Work required –
Wherever the string "control" appears, copy the whole line.
--- begin Task material ---
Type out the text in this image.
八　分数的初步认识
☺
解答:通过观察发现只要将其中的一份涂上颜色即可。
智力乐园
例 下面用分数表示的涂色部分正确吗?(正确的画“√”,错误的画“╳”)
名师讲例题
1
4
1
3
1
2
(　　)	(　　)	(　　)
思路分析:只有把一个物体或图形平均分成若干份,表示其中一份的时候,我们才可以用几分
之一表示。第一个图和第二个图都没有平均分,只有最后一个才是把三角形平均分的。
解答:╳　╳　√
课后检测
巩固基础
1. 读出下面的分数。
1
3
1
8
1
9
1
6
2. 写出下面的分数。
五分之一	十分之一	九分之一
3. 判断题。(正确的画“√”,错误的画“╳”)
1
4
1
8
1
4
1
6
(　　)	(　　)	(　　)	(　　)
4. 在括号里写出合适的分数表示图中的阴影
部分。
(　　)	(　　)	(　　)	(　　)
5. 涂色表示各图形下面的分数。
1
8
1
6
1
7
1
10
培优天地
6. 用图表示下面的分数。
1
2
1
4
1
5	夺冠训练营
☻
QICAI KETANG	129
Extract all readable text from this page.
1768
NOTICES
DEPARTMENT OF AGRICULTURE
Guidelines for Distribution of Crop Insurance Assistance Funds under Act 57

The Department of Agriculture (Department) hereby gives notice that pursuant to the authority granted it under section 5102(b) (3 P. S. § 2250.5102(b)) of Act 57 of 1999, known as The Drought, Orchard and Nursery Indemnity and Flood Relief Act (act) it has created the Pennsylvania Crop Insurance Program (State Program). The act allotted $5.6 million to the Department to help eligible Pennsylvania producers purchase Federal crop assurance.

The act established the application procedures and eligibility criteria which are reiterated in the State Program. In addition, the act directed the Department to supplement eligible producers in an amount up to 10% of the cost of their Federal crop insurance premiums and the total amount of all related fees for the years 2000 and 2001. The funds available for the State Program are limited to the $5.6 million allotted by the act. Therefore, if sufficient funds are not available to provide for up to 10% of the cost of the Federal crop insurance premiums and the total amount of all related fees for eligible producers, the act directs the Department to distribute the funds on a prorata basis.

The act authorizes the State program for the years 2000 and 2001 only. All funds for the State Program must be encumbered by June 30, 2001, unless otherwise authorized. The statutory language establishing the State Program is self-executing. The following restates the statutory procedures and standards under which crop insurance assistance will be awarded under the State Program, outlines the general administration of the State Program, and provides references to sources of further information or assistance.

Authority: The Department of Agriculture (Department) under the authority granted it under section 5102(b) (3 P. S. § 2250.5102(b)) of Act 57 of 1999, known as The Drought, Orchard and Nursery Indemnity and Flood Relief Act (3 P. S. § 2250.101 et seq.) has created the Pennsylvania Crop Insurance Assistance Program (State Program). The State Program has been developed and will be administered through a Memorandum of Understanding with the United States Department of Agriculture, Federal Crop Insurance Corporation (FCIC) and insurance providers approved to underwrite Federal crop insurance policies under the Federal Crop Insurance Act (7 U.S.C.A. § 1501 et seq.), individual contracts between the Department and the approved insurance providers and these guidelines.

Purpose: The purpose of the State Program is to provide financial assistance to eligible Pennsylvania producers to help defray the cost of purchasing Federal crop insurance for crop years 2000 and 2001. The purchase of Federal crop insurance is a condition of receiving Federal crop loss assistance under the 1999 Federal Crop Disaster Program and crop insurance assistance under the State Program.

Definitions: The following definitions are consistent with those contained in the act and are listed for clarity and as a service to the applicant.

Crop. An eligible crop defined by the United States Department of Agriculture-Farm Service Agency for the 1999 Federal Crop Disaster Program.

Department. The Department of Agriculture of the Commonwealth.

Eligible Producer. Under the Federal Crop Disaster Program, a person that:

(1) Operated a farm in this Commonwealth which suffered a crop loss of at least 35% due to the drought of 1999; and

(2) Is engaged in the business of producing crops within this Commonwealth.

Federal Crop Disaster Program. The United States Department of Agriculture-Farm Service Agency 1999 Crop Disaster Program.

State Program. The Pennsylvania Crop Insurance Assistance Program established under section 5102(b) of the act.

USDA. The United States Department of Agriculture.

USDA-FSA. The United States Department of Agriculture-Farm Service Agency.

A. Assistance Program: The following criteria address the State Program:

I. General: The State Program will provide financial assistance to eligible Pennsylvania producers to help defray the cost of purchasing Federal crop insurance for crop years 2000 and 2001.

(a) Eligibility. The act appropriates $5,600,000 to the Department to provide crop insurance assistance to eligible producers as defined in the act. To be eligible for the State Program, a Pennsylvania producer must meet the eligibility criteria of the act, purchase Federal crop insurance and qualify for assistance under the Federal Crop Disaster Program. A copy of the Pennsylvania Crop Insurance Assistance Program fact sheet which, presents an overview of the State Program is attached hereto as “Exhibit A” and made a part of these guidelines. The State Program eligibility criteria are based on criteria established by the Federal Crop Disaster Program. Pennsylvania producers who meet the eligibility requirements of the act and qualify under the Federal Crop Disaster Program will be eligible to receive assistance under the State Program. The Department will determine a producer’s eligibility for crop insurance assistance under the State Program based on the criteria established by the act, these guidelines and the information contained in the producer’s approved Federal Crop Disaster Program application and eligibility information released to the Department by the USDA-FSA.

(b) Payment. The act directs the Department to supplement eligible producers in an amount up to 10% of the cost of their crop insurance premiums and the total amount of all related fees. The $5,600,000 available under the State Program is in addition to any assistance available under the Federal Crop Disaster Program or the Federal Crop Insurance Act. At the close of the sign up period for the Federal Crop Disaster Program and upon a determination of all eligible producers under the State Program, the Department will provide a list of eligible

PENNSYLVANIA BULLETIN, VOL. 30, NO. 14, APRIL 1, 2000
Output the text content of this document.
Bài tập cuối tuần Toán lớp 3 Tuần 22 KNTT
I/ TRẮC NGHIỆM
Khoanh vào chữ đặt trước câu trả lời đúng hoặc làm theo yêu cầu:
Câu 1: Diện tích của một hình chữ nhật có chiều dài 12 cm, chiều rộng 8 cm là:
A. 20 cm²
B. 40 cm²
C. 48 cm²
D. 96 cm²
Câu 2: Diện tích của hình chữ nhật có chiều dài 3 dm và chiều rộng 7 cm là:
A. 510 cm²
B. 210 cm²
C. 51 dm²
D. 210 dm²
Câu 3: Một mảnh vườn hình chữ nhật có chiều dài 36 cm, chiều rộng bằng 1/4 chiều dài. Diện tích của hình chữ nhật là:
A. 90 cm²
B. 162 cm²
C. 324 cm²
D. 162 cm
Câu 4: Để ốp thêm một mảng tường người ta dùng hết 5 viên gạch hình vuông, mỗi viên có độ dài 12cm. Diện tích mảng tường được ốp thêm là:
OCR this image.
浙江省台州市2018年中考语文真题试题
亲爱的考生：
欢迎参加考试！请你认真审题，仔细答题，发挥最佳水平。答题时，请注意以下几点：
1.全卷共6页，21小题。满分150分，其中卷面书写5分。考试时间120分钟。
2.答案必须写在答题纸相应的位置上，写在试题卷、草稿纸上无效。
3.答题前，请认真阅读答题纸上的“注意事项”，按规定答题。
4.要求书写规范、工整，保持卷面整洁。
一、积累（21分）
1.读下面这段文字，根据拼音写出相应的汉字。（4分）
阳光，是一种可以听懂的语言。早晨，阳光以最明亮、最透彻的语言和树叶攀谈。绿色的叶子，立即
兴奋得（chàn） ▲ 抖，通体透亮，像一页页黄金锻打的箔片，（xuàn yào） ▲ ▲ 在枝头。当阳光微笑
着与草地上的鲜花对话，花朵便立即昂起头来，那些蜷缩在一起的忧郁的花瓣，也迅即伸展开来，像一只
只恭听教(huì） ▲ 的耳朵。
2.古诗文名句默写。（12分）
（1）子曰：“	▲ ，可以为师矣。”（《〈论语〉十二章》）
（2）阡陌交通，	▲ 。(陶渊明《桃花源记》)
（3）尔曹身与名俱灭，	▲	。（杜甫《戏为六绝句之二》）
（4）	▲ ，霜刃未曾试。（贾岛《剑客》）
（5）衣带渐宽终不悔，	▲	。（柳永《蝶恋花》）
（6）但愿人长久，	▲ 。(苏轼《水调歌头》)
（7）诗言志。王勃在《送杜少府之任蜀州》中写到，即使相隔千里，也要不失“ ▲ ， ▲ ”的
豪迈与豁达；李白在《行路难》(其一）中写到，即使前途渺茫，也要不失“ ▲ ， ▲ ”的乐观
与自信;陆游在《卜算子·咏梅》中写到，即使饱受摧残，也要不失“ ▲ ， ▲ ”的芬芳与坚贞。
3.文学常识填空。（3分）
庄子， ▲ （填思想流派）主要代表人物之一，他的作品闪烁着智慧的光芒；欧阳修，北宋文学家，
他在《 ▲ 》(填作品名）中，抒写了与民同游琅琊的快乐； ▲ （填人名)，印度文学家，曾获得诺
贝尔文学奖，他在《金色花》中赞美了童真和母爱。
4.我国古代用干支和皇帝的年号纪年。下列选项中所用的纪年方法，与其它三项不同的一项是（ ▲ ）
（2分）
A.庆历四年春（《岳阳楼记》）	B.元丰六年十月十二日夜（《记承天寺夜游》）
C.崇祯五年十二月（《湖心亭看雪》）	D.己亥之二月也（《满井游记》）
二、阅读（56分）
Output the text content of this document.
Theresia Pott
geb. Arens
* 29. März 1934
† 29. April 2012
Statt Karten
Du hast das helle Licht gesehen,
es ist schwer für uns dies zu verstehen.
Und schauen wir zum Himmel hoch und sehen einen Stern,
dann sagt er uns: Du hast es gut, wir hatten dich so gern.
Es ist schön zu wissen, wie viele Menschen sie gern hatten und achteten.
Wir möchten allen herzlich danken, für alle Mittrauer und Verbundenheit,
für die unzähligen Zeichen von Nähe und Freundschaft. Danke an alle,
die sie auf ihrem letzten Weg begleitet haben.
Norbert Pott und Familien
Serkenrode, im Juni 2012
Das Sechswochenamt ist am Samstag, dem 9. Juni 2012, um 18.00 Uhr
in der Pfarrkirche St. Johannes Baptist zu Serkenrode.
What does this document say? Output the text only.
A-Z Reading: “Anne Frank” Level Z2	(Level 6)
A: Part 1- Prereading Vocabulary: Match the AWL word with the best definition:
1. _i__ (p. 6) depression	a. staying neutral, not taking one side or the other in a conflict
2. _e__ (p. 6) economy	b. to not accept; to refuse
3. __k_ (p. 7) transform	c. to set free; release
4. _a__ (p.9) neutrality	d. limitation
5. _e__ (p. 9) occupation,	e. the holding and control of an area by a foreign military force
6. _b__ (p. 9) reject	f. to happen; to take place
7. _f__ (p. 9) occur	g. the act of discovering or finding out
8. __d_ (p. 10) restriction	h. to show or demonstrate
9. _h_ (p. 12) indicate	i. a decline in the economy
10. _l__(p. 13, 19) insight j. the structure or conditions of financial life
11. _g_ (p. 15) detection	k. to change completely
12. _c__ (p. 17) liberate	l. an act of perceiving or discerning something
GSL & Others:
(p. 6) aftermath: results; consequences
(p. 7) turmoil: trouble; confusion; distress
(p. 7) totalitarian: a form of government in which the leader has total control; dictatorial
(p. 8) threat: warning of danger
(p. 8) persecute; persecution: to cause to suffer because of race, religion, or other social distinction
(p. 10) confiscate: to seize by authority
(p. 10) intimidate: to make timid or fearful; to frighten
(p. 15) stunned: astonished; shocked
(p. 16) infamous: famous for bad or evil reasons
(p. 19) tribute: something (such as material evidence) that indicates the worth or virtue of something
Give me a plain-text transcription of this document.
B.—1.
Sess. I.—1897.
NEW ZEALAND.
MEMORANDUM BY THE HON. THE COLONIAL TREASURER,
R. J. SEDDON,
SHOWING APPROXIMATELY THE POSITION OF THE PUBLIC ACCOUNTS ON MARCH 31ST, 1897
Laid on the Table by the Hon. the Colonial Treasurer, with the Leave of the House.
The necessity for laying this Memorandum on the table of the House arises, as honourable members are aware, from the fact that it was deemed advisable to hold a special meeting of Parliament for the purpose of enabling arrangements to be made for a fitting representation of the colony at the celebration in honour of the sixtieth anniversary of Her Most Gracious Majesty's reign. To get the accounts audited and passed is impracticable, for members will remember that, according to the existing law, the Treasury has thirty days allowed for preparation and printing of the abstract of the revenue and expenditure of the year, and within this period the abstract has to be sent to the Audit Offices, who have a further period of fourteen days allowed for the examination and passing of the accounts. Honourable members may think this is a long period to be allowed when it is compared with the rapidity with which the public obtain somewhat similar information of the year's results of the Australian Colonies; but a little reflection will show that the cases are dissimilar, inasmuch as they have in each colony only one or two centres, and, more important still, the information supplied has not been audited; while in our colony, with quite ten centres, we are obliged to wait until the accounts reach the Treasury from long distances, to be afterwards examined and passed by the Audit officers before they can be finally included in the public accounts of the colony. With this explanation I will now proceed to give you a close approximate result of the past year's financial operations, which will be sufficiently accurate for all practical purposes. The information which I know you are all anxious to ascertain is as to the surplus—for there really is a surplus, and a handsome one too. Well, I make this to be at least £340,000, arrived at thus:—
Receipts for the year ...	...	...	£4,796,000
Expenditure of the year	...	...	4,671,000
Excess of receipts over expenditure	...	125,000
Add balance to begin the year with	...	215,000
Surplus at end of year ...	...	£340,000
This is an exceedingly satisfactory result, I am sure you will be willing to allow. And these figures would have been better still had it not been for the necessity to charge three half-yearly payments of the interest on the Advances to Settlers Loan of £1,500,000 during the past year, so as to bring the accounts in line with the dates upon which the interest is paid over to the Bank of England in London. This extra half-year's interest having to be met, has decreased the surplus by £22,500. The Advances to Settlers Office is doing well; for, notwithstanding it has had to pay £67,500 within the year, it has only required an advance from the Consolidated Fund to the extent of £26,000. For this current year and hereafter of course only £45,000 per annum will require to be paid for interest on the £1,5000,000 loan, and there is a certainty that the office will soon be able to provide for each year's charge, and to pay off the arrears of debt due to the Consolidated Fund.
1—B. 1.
--- end Task material ---
Task solution –
5. _e__ (p. 9) occupation,	e. the holding and control of an area by a foreign military force
(p. 7) totalitarian: a form of government in which the leader has total control; dictatorial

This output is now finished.